Tally the lines that contain the string "再受打击" and state that total without comment.
------------------------
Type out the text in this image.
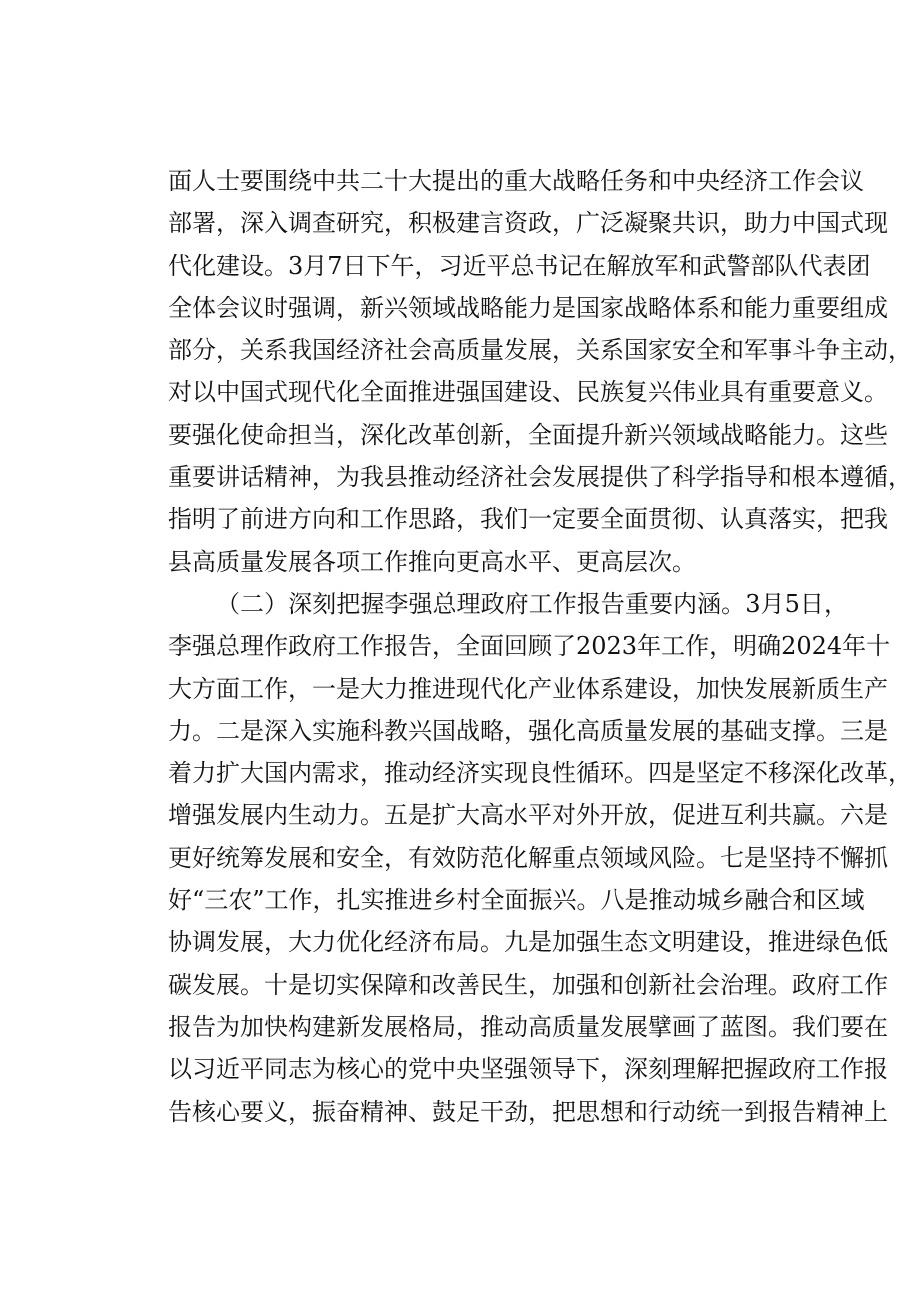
面人士要围绕中共二十大提出的重大战略任务和中央经济工作会议
部署，深入调查研究，积极建言资政，广泛凝聚共识，助力中国式现
代化建设。3月7日下午，习近平总书记在解放军和武警部队代表团
全体会议时强调，新兴领域战略能力是国家战略体系和能力重要组成
部分，关系我国经济社会高质量发展，关系国家安全和军事斗争主动，
对以中国式现代化全面推进强国建设、民族复兴伟业具有重要意义。
要强化使命担当，深化改革创新，全面提升新兴领域战略能力。这些
重要讲话精神，为我县推动经济社会发展提供了科学指导和根本遵循，
指明了前进方向和工作思路，我们一定要全面贯彻、认真落实，把我
县高质量发展各项工作推向更高水平、更高层次。
（二）深刻把握李强总理政府工作报告重要内涵。3月5日，
李强总理作政府工作报告，全面回顾了2023年工作，明确2024年十
大方面工作，一是大力推进现代化产业体系建设，加快发展新质生产
力。二是深入实施科教兴国战略，强化高质量发展的基础支撑。三是
着力扩大国内需求，推动经济实现良性循环。四是坚定不移深化改革，
增强发展内生动力。五是扩大高水平对外开放，促进互利共赢。六是
更好统筹发展和安全，有效防范化解重点领域风险。七是坚持不懈抓
好“三农”工作，扎实推进乡村全面振兴。八是推动城乡融合和区域
协调发展，大力优化经济布局。九是加强生态文明建设，推进绿色低
碳发展。十是切实保障和改善民生，加强和创新社会治理。政府工作
报告为加快构建新发展格局，推动高质量发展擘画了蓝图。我们要在
以习近平同志为核心的党中央坚强领导下，深刻理解把握政府工作报
告核心要义，振奋精神、鼓足干劲，把思想和行动统一到报告精神上
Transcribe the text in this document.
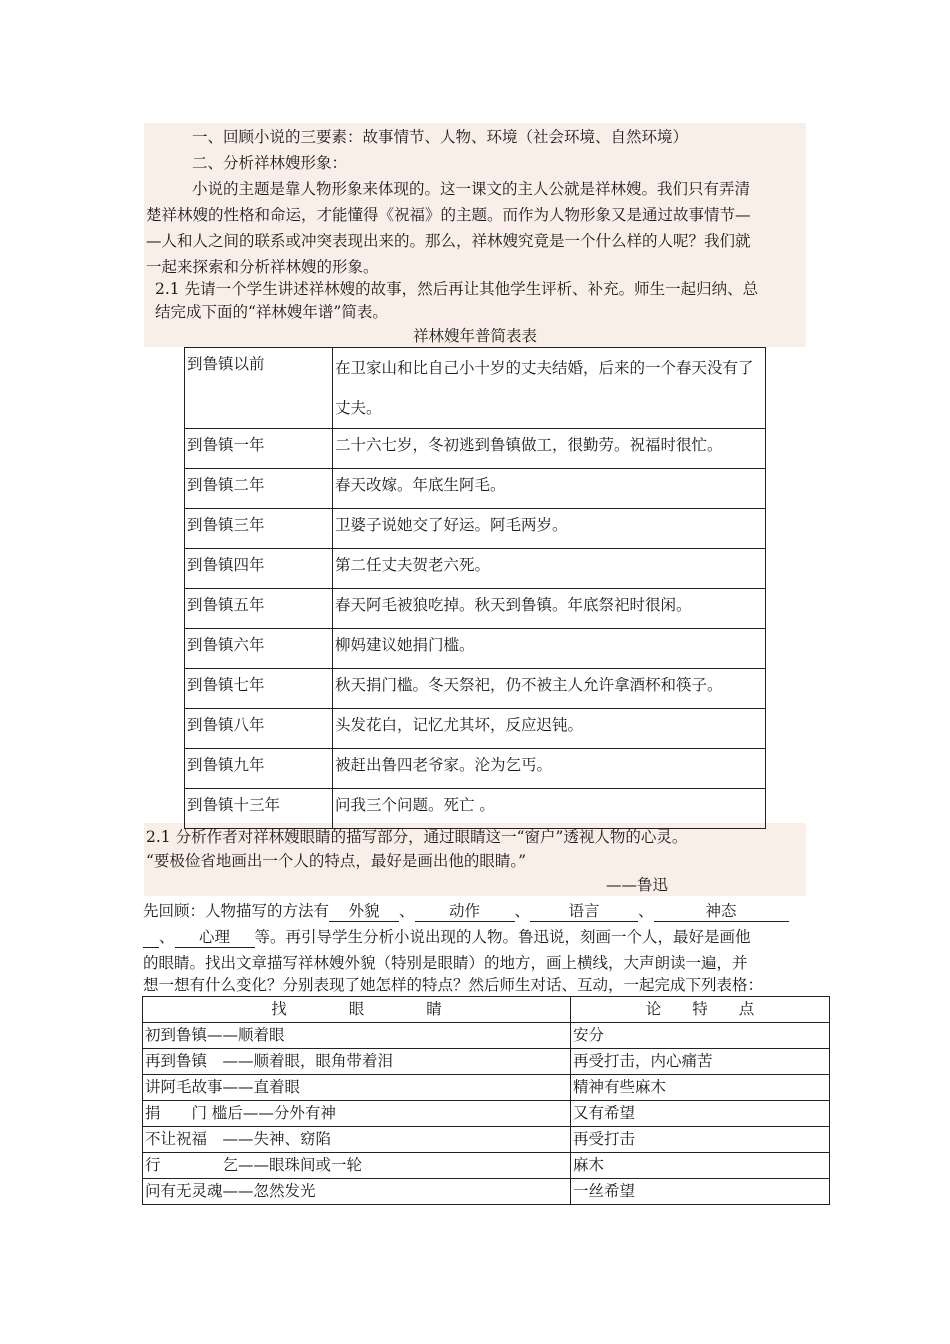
一、回顾小说的三要素：故事情节、人物、环境（社会环境、自然环境）
二、分析祥林嫂形象：
小说的主题是靠人物形象来体现的。这一课文的主人公就是祥林嫂。我们只有弄清
楚祥林嫂的性格和命运，才能懂得《祝福》的主题。而作为人物形象又是通过故事情节—
—人和人之间的联系或冲突表现出来的。那么，祥林嫂究竟是一个什么样的人呢？我们就
一起来探索和分析祥林嫂的形象。
2.1 先请一个学生讲述祥林嫂的故事，然后再让其他学生评析、补充。师生一起归纳、总
结完成下面的“祥林嫂年谱”简表。
祥林嫂年普简表表
到鲁镇以前	在卫家山和比自己小十岁的丈夫结婚，后来的一个春天没有了丈夫。
到鲁镇一年	二十六七岁，冬初逃到鲁镇做工，很勤劳。祝福时很忙。
到鲁镇二年	春天改嫁。年底生阿毛。
到鲁镇三年	卫婆子说她交了好运。阿毛两岁。
到鲁镇四年	第二任丈夫贺老六死。
到鲁镇五年	春天阿毛被狼吃掉。秋天到鲁镇。年底祭祀时很闲。
到鲁镇六年	柳妈建议她捐门槛。
到鲁镇七年	秋天捐门槛。冬天祭祀，仍不被主人允许拿酒杯和筷子。
到鲁镇八年	头发花白，记忆尤其坏，反应迟钝。
到鲁镇九年	被赶出鲁四老爷家。沦为乞丐。
到鲁镇十三年	问我三个问题。死亡 。
2.1 分析作者对祥林嫂眼睛的描写部分，通过眼睛这一“窗户”透视人物的心灵。
“要极俭省地画出一个人的特点，最好是画出他的眼睛。”
——鲁迅
先回顾：人物描写的方法有 外貌 、 动作 、 语言 、	神态
、 心理 等。再引导学生分析小说出现的人物。鲁迅说，刻画一个人，最好是画他
的眼睛。找出文章描写祥林嫂外貌（特别是眼睛）的地方，画上横线，大声朗读一遍，并
想一想有什么变化？分别表现了她怎样的特点？然后师生对话、互动，一起完成下列表格：
找　　　　眼　　　　睛	论　　特　　点
初到鲁镇——顺着眼	安分
再到鲁镇　——顺着眼，眼角带着泪	再受打击，内心痛苦
讲阿毛故事——直着眼	精神有些麻木
捐　　门 槛后——分外有神	又有希望
不让祝福　——失神、窈陷	再受打击
行　　　　乞——眼珠间或一轮	麻木
问有无灵魂——忽然发光	一丝希望
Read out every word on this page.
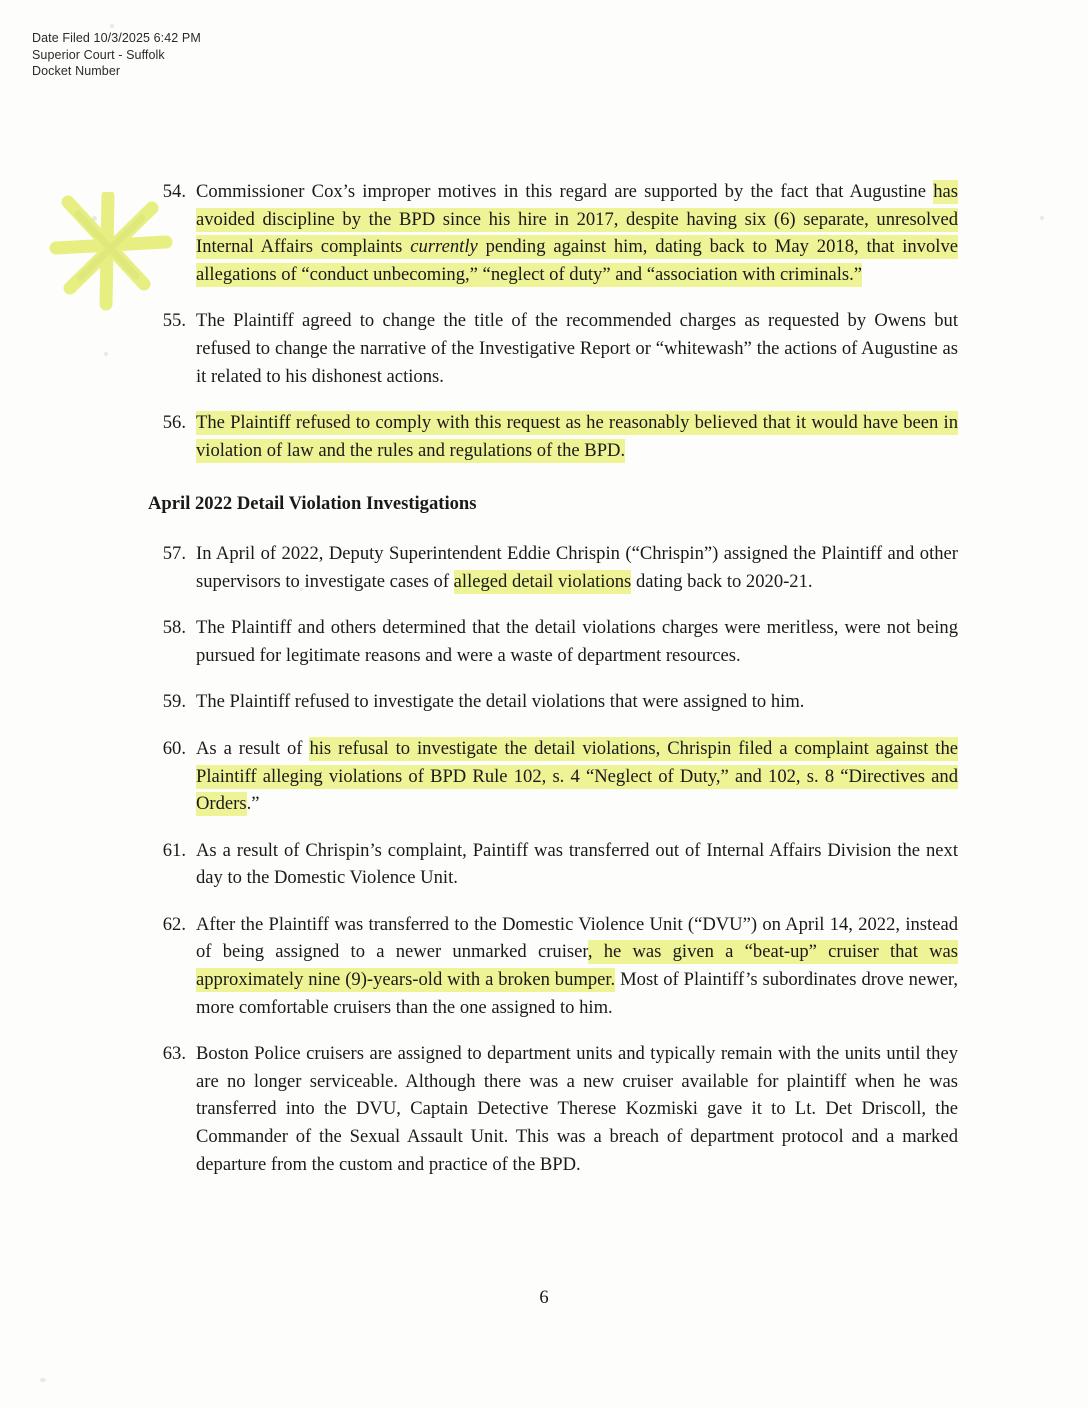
Date Filed 10/3/2025 6:42 PM
Superior Court - Suffolk
Docket Number
54. Commissioner Cox’s improper motives in this regard are supported by the fact that Augustine has avoided discipline by the BPD since his hire in 2017, despite having six (6) separate, unresolved Internal Affairs complaints currently pending against him, dating back to May 2018, that involve allegations of “conduct unbecoming,” “neglect of duty” and “association with criminals.”
55. The Plaintiff agreed to change the title of the recommended charges as requested by Owens but refused to change the narrative of the Investigative Report or “whitewash” the actions of Augustine as it related to his dishonest actions.
56. The Plaintiff refused to comply with this request as he reasonably believed that it would have been in violation of law and the rules and regulations of the BPD.
April 2022 Detail Violation Investigations
57. In April of 2022, Deputy Superintendent Eddie Chrispin (“Chrispin”) assigned the Plaintiff and other supervisors to investigate cases of alleged detail violations dating back to 2020-21.
58. The Plaintiff and others determined that the detail violations charges were meritless, were not being pursued for legitimate reasons and were a waste of department resources.
59. The Plaintiff refused to investigate the detail violations that were assigned to him.
60. As a result of his refusal to investigate the detail violations, Chrispin filed a complaint against the Plaintiff alleging violations of BPD Rule 102, s. 4 “Neglect of Duty,” and 102, s. 8 “Directives and Orders.”
61. As a result of Chrispin’s complaint, Paintiff was transferred out of Internal Affairs Division the next day to the Domestic Violence Unit.
62. After the Plaintiff was transferred to the Domestic Violence Unit (“DVU”) on April 14, 2022, instead of being assigned to a newer unmarked cruiser, he was given a “beat-up” cruiser that was approximately nine (9)-years-old with a broken bumper. Most of Plaintiff’s subordinates drove newer, more comfortable cruisers than the one assigned to him.
63. Boston Police cruisers are assigned to department units and typically remain with the units until they are no longer serviceable. Although there was a new cruiser available for plaintiff when he was transferred into the DVU, Captain Detective Therese Kozmiski gave it to Lt. Det Driscoll, the Commander of the Sexual Assault Unit. This was a breach of department protocol and a marked departure from the custom and practice of the BPD.
6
------------------------
Task output —
2